— Task statement —
Without including any pictures, write out the listing below exactly.

□ □ □ □ □

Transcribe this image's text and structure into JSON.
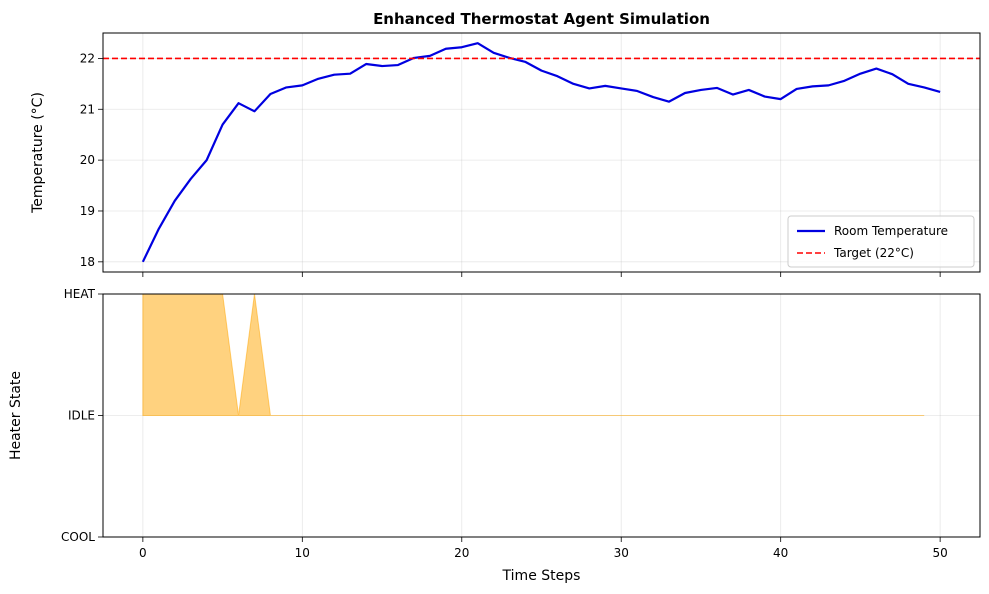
{
  "chart_data": [
    {
      "type": "line",
      "title": "Enhanced Thermostat Agent Simulation",
      "xlabel": "",
      "ylabel": "Temperature (°C)",
      "xlim": [
        -2.5,
        52.5
      ],
      "ylim": [
        17.8,
        22.5
      ],
      "xticks": [
        0,
        10,
        20,
        30,
        40,
        50
      ],
      "yticks": [
        18,
        19,
        20,
        21,
        22
      ],
      "ytick_labels": [
        "18",
        "19",
        "20",
        "21",
        "22"
      ],
      "grid": true,
      "legend_position": "lower-right",
      "series": [
        {
          "name": "Room Temperature",
          "color": "#0000e0",
          "style": "solid",
          "x": [
            0,
            1,
            2,
            3,
            4,
            5,
            6,
            7,
            8,
            9,
            10,
            11,
            12,
            13,
            14,
            15,
            16,
            17,
            18,
            19,
            20,
            21,
            22,
            23,
            24,
            25,
            26,
            27,
            28,
            29,
            30,
            31,
            32,
            33,
            34,
            35,
            36,
            37,
            38,
            39,
            40,
            41,
            42,
            43,
            44,
            45,
            46,
            47,
            48,
            49,
            50
          ],
          "values": [
            18.0,
            18.65,
            19.2,
            19.63,
            20.0,
            20.7,
            21.12,
            20.96,
            21.3,
            21.43,
            21.47,
            21.6,
            21.68,
            21.7,
            21.89,
            21.85,
            21.87,
            22.01,
            22.05,
            22.19,
            22.22,
            22.3,
            22.11,
            22.01,
            21.93,
            21.76,
            21.65,
            21.5,
            21.41,
            21.46,
            21.41,
            21.36,
            21.24,
            21.15,
            21.32,
            21.38,
            21.42,
            21.29,
            21.38,
            21.25,
            21.2,
            21.4,
            21.45,
            21.47,
            21.56,
            21.7,
            21.8,
            21.69,
            21.5,
            21.43,
            21.34
          ]
        },
        {
          "name": "Target (22°C)",
          "color": "#ff0000",
          "style": "dashed",
          "y": 22
        }
      ]
    },
    {
      "type": "area",
      "title": "",
      "xlabel": "Time Steps",
      "ylabel": "Heater State",
      "xlim": [
        -2.5,
        52.5
      ],
      "ylim": [
        -1,
        1
      ],
      "xticks": [
        0,
        10,
        20,
        30,
        40,
        50
      ],
      "xtick_labels": [
        "0",
        "10",
        "20",
        "30",
        "40",
        "50"
      ],
      "yticks": [
        -1,
        0,
        1
      ],
      "ytick_labels": [
        "COOL",
        "IDLE",
        "HEAT"
      ],
      "grid": true,
      "series": [
        {
          "name": "Heater State",
          "color": "#ffa500",
          "x": [
            0,
            1,
            2,
            3,
            4,
            5,
            6,
            7,
            8,
            9,
            10,
            11,
            12,
            13,
            14,
            15,
            16,
            17,
            18,
            19,
            20,
            21,
            22,
            23,
            24,
            25,
            26,
            27,
            28,
            29,
            30,
            31,
            32,
            33,
            34,
            35,
            36,
            37,
            38,
            39,
            40,
            41,
            42,
            43,
            44,
            45,
            46,
            47,
            48,
            49
          ],
          "values": [
            1,
            1,
            1,
            1,
            1,
            1,
            0,
            1,
            0,
            0,
            0,
            0,
            0,
            0,
            0,
            0,
            0,
            0,
            0,
            0,
            0,
            0,
            0,
            0,
            0,
            0,
            0,
            0,
            0,
            0,
            0,
            0,
            0,
            0,
            0,
            0,
            0,
            0,
            0,
            0,
            0,
            0,
            0,
            0,
            0,
            0,
            0,
            0,
            0,
            0
          ]
        }
      ]
    }
  ]
}
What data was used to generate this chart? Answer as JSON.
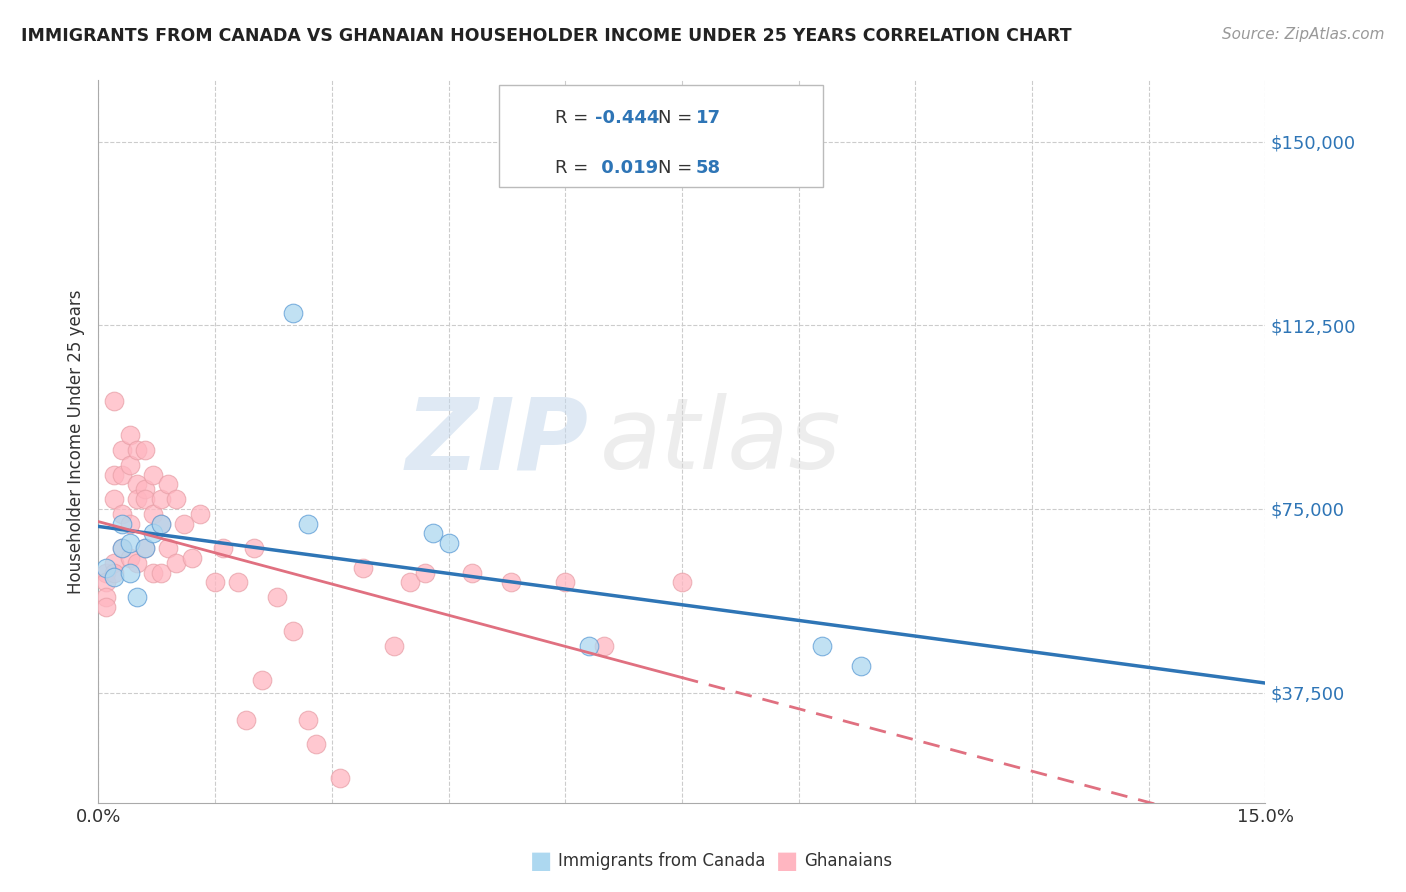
{
  "title": "IMMIGRANTS FROM CANADA VS GHANAIAN HOUSEHOLDER INCOME UNDER 25 YEARS CORRELATION CHART",
  "source": "Source: ZipAtlas.com",
  "ylabel": "Householder Income Under 25 years",
  "xlim": [
    0.0,
    0.15
  ],
  "ylim": [
    15000,
    162500
  ],
  "yticks": [
    37500,
    75000,
    112500,
    150000
  ],
  "ytick_labels": [
    "$37,500",
    "$75,000",
    "$112,500",
    "$150,000"
  ],
  "xticks": [
    0.0,
    0.015,
    0.03,
    0.045,
    0.06,
    0.075,
    0.09,
    0.105,
    0.12,
    0.135,
    0.15
  ],
  "color_canada": "#ADD8F0",
  "color_ghana": "#FFB6C1",
  "color_canada_edge": "#5B9BD5",
  "color_ghana_edge": "#E8A0A8",
  "color_canada_line": "#2E75B6",
  "color_ghana_line": "#E07080",
  "background_color": "#FFFFFF",
  "grid_color": "#CCCCCC",
  "watermark_zip": "ZIP",
  "watermark_atlas": "atlas",
  "canada_x": [
    0.001,
    0.002,
    0.003,
    0.003,
    0.004,
    0.004,
    0.005,
    0.006,
    0.007,
    0.008,
    0.025,
    0.027,
    0.043,
    0.045,
    0.063,
    0.093,
    0.098
  ],
  "canada_y": [
    63000,
    61000,
    67000,
    72000,
    62000,
    68000,
    57000,
    67000,
    70000,
    72000,
    115000,
    72000,
    70000,
    68000,
    47000,
    47000,
    43000
  ],
  "ghana_x": [
    0.001,
    0.001,
    0.001,
    0.001,
    0.002,
    0.002,
    0.002,
    0.002,
    0.002,
    0.003,
    0.003,
    0.003,
    0.003,
    0.004,
    0.004,
    0.004,
    0.004,
    0.005,
    0.005,
    0.005,
    0.005,
    0.006,
    0.006,
    0.006,
    0.006,
    0.007,
    0.007,
    0.007,
    0.008,
    0.008,
    0.008,
    0.009,
    0.009,
    0.01,
    0.01,
    0.011,
    0.012,
    0.013,
    0.015,
    0.016,
    0.018,
    0.019,
    0.02,
    0.021,
    0.023,
    0.025,
    0.027,
    0.028,
    0.031,
    0.034,
    0.038,
    0.04,
    0.042,
    0.048,
    0.053,
    0.06,
    0.065,
    0.075
  ],
  "ghana_y": [
    62000,
    60000,
    57000,
    55000,
    97000,
    82000,
    77000,
    64000,
    62000,
    87000,
    82000,
    74000,
    67000,
    90000,
    84000,
    72000,
    65000,
    87000,
    80000,
    77000,
    64000,
    87000,
    79000,
    77000,
    67000,
    82000,
    74000,
    62000,
    77000,
    72000,
    62000,
    80000,
    67000,
    77000,
    64000,
    72000,
    65000,
    74000,
    60000,
    67000,
    60000,
    32000,
    67000,
    40000,
    57000,
    50000,
    32000,
    27000,
    20000,
    63000,
    47000,
    60000,
    62000,
    62000,
    60000,
    60000,
    47000,
    60000
  ]
}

□ □ □ □ □

— In response —
Transcribe this image's text and structure into JSON.
{
  "chart_data": [
    {
      "type": "line",
      "title": "Enhanced Thermostat Agent Simulation",
      "xlabel": "",
      "ylabel": "Temperature (°C)",
      "xlim": [
        -2.5,
        52.5
      ],
      "ylim": [
        17.8,
        22.5
      ],
      "xticks": [
        0,
        10,
        20,
        30,
        40,
        50
      ],
      "yticks": [
        18,
        19,
        20,
        21,
        22
      ],
      "ytick_labels": [
        "18",
        "19",
        "20",
        "21",
        "22"
      ],
      "grid": true,
      "legend_position": "lower-right",
      "series": [
        {
          "name": "Room Temperature",
          "color": "#0000e0",
          "style": "solid",
          "x": [
            0,
            1,
            2,
            3,
            4,
            5,
            6,
            7,
            8,
            9,
            10,
            11,
            12,
            13,
            14,
            15,
            16,
            17,
            18,
            19,
            20,
            21,
            22,
            23,
            24,
            25,
            26,
            27,
            28,
            29,
            30,
            31,
            32,
            33,
            34,
            35,
            36,
            37,
            38,
            39,
            40,
            41,
            42,
            43,
            44,
            45,
            46,
            47,
            48,
            49,
            50
          ],
          "values": [
            18.0,
            18.65,
            19.2,
            19.63,
            20.0,
            20.7,
            21.12,
            20.96,
            21.3,
            21.43,
            21.47,
            21.6,
            21.68,
            21.7,
            21.89,
            21.85,
            21.87,
            22.01,
            22.05,
            22.19,
            22.22,
            22.3,
            22.11,
            22.01,
            21.93,
            21.76,
            21.65,
            21.5,
            21.41,
            21.46,
            21.41,
            21.36,
            21.24,
            21.15,
            21.32,
            21.38,
            21.42,
            21.29,
            21.38,
            21.25,
            21.2,
            21.4,
            21.45,
            21.47,
            21.56,
            21.7,
            21.8,
            21.69,
            21.5,
            21.43,
            21.34
          ]
        },
        {
          "name": "Target (22°C)",
          "color": "#ff0000",
          "style": "dashed",
          "y": 22
        }
      ]
    },
    {
      "type": "area",
      "title": "",
      "xlabel": "Time Steps",
      "ylabel": "Heater State",
      "xlim": [
        -2.5,
        52.5
      ],
      "ylim": [
        -1,
        1
      ],
      "xticks": [
        0,
        10,
        20,
        30,
        40,
        50
      ],
      "xtick_labels": [
        "0",
        "10",
        "20",
        "30",
        "40",
        "50"
      ],
      "yticks": [
        -1,
        0,
        1
      ],
      "ytick_labels": [
        "COOL",
        "IDLE",
        "HEAT"
      ],
      "grid": true,
      "series": [
        {
          "name": "Heater State",
          "color": "#ffa500",
          "x": [
            0,
            1,
            2,
            3,
            4,
            5,
            6,
            7,
            8,
            9,
            10,
            11,
            12,
            13,
            14,
            15,
            16,
            17,
            18,
            19,
            20,
            21,
            22,
            23,
            24,
            25,
            26,
            27,
            28,
            29,
            30,
            31,
            32,
            33,
            34,
            35,
            36,
            37,
            38,
            39,
            40,
            41,
            42,
            43,
            44,
            45,
            46,
            47,
            48,
            49
          ],
          "values": [
            1,
            1,
            1,
            1,
            1,
            1,
            0,
            1,
            0,
            0,
            0,
            0,
            0,
            0,
            0,
            0,
            0,
            0,
            0,
            0,
            0,
            0,
            0,
            0,
            0,
            0,
            0,
            0,
            0,
            0,
            0,
            0,
            0,
            0,
            0,
            0,
            0,
            0,
            0,
            0,
            0,
            0,
            0,
            0,
            0,
            0,
            0,
            0,
            0,
            0
          ]
        }
      ]
    }
  ]
}
What data was used to generate this chart? Answer as JSON.
{
  "title": "IMMIGRANTS FROM CANADA VS GHANAIAN HOUSEHOLDER INCOME UNDER 25 YEARS CORRELATION CHART",
  "source": "Source: ZipAtlas.com",
  "ylabel": "Householder Income Under 25 years",
  "xlim": [
    0.0,
    0.15
  ],
  "ylim": [
    15000,
    162500
  ],
  "yticks": [
    37500,
    75000,
    112500,
    150000
  ],
  "ytick_labels": [
    "$37,500",
    "$75,000",
    "$112,500",
    "$150,000"
  ],
  "xticks": [
    0.0,
    0.015,
    0.03,
    0.045,
    0.06,
    0.075,
    0.09,
    0.105,
    0.12,
    0.135,
    0.15
  ],
  "color_canada": "#ADD8F0",
  "color_ghana": "#FFB6C1",
  "color_canada_edge": "#5B9BD5",
  "color_ghana_edge": "#E8A0A8",
  "color_canada_line": "#2E75B6",
  "color_ghana_line": "#E07080",
  "background_color": "#FFFFFF",
  "grid_color": "#CCCCCC",
  "watermark_zip": "ZIP",
  "watermark_atlas": "atlas",
  "canada_x": [
    0.001,
    0.002,
    0.003,
    0.003,
    0.004,
    0.004,
    0.005,
    0.006,
    0.007,
    0.008,
    0.025,
    0.027,
    0.043,
    0.045,
    0.063,
    0.093,
    0.098
  ],
  "canada_y": [
    63000,
    61000,
    67000,
    72000,
    62000,
    68000,
    57000,
    67000,
    70000,
    72000,
    115000,
    72000,
    70000,
    68000,
    47000,
    47000,
    43000
  ],
  "ghana_x": [
    0.001,
    0.001,
    0.001,
    0.001,
    0.002,
    0.002,
    0.002,
    0.002,
    0.002,
    0.003,
    0.003,
    0.003,
    0.003,
    0.004,
    0.004,
    0.004,
    0.004,
    0.005,
    0.005,
    0.005,
    0.005,
    0.006,
    0.006,
    0.006,
    0.006,
    0.007,
    0.007,
    0.007,
    0.008,
    0.008,
    0.008,
    0.009,
    0.009,
    0.01,
    0.01,
    0.011,
    0.012,
    0.013,
    0.015,
    0.016,
    0.018,
    0.019,
    0.02,
    0.021,
    0.023,
    0.025,
    0.027,
    0.028,
    0.031,
    0.034,
    0.038,
    0.04,
    0.042,
    0.048,
    0.053,
    0.06,
    0.065,
    0.075
  ],
  "ghana_y": [
    62000,
    60000,
    57000,
    55000,
    97000,
    82000,
    77000,
    64000,
    62000,
    87000,
    82000,
    74000,
    67000,
    90000,
    84000,
    72000,
    65000,
    87000,
    80000,
    77000,
    64000,
    87000,
    79000,
    77000,
    67000,
    82000,
    74000,
    62000,
    77000,
    72000,
    62000,
    80000,
    67000,
    77000,
    64000,
    72000,
    65000,
    74000,
    60000,
    67000,
    60000,
    32000,
    67000,
    40000,
    57000,
    50000,
    32000,
    27000,
    20000,
    63000,
    47000,
    60000,
    62000,
    62000,
    60000,
    60000,
    47000,
    60000
  ]
}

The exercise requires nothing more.